◆ **Задачи для решения**:
1 – Воспроизведите из ветки о толковании сутты всё от «Влага\сырость испортит накрытое» и до «считаю ровно наоборот.» включительно.
2 – Продолжите ветку о толковании сутты, начав сразу после её последней фразы.

◆ **Цитируемый фрагмент**:

* * *

#  > > >  >  > Форум >  > > >  >  > Общение >  > > >  >  > Вопросы по буддизму >  > > >  >  >  Толкование сутты

## Балдинг

Упосатха сутта: Упосатха, Уд 5.5 завершается четверостишием:

Дождь насытит влагой накрытое
И не насытит влагой открытое.
Открой же закрытое,
И дождь не насытит его влагой.

Как понимать?

----------

Тимур Бутовский (30.06.2020)

----------


## Владимир Николаевич

> Упосатха сутта: Упосатха, Уд 5.5 завершается четверостишием:
> 
> Дождь насытит влагой накрытое
> И не насытит влагой открытое.
> Открой же закрытое,
> И дождь не насытит его влагой.
> 
> Как понимать?


Там типа:

Влага\сырость испортит накрытое 
 не испортит открытое 
Раскрой накрытое, чтоб не испортилось от влаги\сырости

----------

Балдинг (26.06.2020)

----------


## ТаТая

Я считаю ровно наоборот.
"Дождь насытит влагой накрытое
И не насытит влагой открытое" - 
говорится, мол, меру нужно знать

----------


## Владимир Николаевич

Ну смысл же не в том как считать, а в том что  в тексте Сутты:
"channamativassati, 
vivaṭaṃ nātivassati
tasmā channaṃ vivaretha, 
evaṃ taṃ nātivassatī"

* * *

◆ **Список строк**:
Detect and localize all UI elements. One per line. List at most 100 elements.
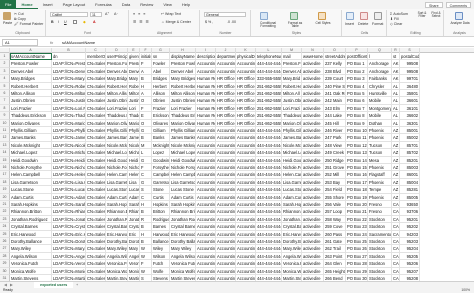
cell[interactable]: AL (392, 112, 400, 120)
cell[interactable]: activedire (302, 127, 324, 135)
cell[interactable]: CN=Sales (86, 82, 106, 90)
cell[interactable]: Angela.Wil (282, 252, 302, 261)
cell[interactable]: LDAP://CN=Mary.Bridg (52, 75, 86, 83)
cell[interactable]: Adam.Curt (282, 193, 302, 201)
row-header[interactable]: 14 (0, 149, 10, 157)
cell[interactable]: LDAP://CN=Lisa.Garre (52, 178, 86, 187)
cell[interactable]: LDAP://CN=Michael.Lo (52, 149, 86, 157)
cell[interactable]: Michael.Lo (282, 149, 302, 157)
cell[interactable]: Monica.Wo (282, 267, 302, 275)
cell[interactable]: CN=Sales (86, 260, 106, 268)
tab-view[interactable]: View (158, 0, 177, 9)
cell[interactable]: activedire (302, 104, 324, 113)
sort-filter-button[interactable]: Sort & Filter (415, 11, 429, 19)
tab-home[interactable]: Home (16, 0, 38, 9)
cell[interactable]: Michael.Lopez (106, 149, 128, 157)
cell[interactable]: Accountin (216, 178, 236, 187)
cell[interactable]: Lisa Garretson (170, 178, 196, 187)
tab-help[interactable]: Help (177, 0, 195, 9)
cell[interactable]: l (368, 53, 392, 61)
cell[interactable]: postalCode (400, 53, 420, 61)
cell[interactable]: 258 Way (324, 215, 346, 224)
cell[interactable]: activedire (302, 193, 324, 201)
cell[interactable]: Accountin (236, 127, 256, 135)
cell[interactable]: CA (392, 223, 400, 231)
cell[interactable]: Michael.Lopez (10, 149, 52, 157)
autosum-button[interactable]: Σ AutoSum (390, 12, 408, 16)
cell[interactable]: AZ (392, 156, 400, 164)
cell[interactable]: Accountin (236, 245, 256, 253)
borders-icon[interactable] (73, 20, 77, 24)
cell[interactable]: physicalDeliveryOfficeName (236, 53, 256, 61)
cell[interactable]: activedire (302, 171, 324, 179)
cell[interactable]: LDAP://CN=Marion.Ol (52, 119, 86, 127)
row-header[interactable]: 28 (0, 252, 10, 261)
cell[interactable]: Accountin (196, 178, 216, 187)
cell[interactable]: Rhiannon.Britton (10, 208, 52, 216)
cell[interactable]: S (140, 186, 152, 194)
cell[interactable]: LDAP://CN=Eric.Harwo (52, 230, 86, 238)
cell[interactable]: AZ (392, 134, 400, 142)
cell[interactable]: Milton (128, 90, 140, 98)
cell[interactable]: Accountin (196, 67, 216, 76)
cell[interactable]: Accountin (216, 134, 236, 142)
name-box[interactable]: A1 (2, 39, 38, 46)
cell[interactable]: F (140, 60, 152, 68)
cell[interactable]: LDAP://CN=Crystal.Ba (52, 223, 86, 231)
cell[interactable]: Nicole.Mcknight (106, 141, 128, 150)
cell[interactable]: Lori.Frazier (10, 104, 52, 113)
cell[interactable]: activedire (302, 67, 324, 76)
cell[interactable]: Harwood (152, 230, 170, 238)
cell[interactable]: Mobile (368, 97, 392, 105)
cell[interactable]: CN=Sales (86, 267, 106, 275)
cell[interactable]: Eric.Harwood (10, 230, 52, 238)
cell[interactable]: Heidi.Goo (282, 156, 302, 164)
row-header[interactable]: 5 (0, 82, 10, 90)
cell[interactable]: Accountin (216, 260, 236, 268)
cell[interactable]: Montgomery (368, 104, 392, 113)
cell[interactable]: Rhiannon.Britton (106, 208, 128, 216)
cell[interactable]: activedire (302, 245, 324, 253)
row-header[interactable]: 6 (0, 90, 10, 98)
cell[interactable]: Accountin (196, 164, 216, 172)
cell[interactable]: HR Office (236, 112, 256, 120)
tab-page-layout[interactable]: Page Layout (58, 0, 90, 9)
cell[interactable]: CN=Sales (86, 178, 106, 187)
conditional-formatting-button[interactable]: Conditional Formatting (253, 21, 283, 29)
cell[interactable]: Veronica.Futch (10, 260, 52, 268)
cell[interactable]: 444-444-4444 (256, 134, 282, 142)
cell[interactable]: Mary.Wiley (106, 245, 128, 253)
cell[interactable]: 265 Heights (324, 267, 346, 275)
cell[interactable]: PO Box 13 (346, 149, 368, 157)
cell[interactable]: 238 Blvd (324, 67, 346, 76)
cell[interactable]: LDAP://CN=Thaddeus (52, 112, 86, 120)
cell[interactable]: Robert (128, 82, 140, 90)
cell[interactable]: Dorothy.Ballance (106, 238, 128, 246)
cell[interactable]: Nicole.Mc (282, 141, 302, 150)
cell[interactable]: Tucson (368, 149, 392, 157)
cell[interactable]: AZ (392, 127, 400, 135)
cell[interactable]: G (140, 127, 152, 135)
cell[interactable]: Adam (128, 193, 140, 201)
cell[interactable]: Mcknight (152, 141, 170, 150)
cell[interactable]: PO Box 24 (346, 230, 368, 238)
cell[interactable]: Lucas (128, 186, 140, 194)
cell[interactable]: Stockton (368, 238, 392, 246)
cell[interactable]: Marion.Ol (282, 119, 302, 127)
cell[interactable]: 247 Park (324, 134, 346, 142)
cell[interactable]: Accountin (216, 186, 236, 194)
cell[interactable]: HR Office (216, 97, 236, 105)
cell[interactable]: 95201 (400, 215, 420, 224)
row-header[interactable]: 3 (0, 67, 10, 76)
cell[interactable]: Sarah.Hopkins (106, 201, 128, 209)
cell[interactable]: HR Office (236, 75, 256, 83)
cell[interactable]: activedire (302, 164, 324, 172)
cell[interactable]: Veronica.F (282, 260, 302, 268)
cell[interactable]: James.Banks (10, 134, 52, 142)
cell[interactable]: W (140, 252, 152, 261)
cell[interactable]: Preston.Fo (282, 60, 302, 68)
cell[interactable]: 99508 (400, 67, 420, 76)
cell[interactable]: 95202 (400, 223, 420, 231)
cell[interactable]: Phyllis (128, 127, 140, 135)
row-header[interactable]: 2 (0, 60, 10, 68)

* * *

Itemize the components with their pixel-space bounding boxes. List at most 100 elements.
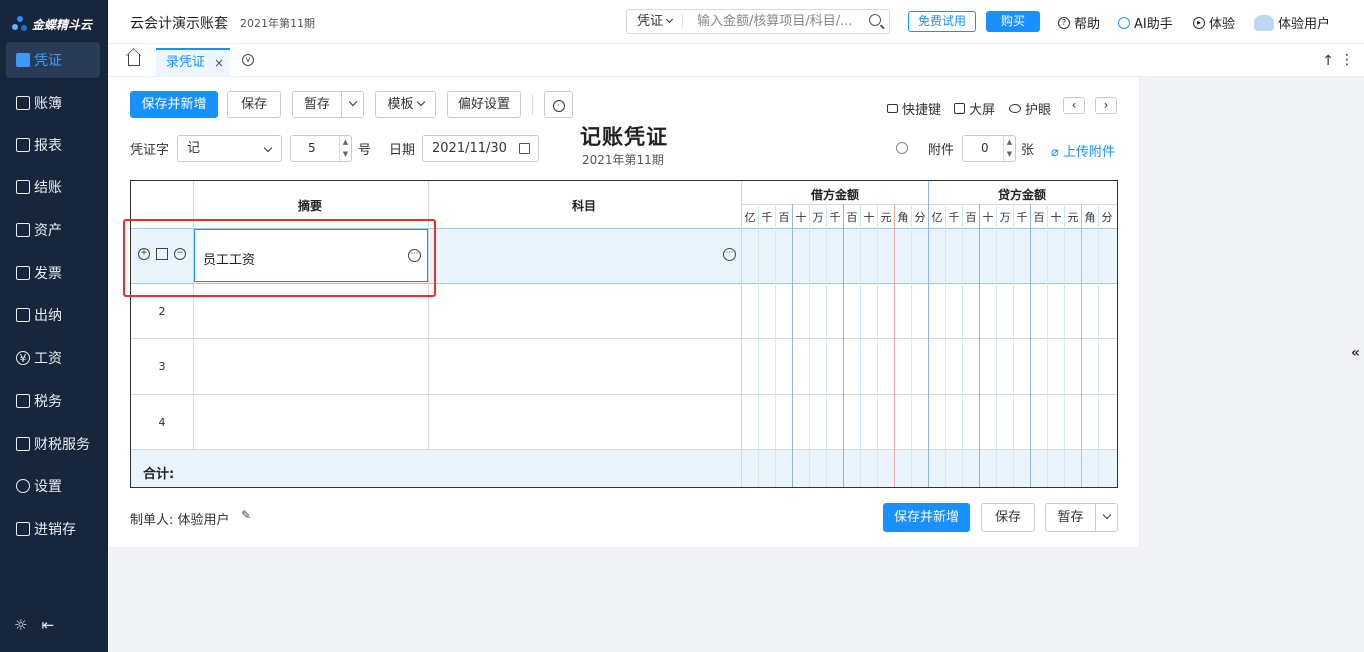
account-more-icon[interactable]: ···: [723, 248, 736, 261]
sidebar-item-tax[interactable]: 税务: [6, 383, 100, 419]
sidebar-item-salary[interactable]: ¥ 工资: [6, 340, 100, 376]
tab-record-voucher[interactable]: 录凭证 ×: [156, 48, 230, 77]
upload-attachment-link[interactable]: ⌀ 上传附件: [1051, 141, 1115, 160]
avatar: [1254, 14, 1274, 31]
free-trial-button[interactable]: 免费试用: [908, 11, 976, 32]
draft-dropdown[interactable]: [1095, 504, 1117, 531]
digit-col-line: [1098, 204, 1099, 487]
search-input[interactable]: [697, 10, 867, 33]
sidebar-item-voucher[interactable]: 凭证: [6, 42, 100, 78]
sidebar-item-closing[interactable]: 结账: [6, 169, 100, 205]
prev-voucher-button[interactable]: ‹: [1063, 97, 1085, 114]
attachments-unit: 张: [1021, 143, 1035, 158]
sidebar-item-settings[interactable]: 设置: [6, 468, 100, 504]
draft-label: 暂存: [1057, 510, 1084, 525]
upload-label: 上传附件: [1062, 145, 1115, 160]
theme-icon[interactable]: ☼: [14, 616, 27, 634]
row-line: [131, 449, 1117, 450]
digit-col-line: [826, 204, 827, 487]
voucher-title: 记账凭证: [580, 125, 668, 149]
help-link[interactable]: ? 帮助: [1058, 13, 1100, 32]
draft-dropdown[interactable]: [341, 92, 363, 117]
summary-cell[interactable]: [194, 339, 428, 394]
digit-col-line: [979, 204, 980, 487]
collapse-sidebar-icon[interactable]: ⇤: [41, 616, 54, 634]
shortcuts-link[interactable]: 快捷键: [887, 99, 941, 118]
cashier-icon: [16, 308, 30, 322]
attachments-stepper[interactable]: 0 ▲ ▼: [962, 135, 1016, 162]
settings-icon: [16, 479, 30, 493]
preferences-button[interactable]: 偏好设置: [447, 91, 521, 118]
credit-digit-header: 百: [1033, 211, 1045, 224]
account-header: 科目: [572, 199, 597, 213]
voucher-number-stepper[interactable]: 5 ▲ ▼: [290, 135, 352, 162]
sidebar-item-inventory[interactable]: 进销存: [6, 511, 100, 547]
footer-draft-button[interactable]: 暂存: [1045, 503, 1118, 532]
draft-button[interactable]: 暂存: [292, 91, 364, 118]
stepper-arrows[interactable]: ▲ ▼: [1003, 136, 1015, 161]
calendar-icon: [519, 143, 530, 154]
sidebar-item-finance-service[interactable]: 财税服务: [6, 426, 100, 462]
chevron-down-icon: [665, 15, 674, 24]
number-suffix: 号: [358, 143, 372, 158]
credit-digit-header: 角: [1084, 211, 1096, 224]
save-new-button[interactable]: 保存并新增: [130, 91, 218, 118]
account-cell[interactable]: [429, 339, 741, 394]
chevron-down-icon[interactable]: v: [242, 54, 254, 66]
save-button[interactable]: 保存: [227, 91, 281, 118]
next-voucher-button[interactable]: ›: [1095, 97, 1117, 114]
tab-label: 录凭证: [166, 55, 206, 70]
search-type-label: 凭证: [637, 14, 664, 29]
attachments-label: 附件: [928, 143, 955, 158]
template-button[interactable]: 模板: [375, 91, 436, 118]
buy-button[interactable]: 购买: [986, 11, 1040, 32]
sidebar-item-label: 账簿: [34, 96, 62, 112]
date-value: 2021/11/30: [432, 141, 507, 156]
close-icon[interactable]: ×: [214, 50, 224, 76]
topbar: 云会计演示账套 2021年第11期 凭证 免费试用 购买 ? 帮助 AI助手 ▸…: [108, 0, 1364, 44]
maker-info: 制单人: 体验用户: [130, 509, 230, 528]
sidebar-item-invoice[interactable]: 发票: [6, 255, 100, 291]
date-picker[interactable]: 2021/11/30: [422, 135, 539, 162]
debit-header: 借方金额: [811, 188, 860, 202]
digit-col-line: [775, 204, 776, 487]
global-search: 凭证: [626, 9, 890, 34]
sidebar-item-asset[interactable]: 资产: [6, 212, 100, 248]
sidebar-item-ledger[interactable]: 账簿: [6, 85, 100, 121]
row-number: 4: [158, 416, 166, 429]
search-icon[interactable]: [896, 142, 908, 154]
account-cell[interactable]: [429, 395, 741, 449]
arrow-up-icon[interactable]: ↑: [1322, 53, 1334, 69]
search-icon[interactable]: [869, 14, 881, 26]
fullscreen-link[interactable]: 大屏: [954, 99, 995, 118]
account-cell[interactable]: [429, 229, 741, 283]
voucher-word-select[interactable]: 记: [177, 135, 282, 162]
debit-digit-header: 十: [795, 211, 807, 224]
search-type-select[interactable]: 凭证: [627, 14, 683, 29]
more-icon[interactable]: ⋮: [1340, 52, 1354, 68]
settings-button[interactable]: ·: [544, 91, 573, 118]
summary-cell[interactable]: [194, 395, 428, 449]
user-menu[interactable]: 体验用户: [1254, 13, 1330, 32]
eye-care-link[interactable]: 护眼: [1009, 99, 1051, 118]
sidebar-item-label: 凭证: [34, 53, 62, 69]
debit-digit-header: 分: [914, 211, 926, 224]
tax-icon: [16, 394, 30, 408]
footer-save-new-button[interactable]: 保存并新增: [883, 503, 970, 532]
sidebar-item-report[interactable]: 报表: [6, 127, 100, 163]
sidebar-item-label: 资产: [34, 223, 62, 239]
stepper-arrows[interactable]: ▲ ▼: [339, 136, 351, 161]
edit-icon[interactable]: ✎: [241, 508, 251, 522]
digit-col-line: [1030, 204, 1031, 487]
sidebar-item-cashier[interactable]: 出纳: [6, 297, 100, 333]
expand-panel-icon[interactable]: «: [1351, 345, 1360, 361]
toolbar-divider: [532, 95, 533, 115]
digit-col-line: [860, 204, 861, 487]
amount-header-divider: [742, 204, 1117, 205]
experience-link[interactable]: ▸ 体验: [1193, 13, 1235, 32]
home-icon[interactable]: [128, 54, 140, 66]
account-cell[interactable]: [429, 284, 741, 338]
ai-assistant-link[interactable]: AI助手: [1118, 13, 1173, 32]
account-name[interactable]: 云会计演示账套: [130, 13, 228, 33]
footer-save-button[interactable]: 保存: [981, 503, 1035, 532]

* * *

◆ **Ответы по задачам**:
1 –
Влага\сырость испортит накрытое 
 не испортит открытое 
Раскрой накрытое, чтоб не испортилось от влаги\сырости

----------

Балдинг (26.06.2020)

----------


## ТаТая

Я считаю ровно наоборот.

2 –
Бхиккху Тханиссаро например перевёл так:
Rain soddens what's covered
& doesn't sodden what's open.
So open up what's covered up,
so that it won't get soddened by the rain.

А уже с этого перевода на английский был сделан русский перевод, но судя по всему  без обращения к оригинальному тексту.

----------

ТаТая (29.06.2020)

----------


## Бо

https://dhammawheel.com/viewtopic.php?t=22813
 Ссылка на этот же вопрос на англоязычном форуме.

Эти строки касались злонамеренного человека на собрании, который прикидывался святым. В него и полетели палки (лил дождь), за то что он скрывал свою истинную натуру, а тот кто не скрывал - того дождь и не коснулся.

----------

Балдинг (03.07.2020), Гошка (29.06.2020), Кокотик (29.06.2020)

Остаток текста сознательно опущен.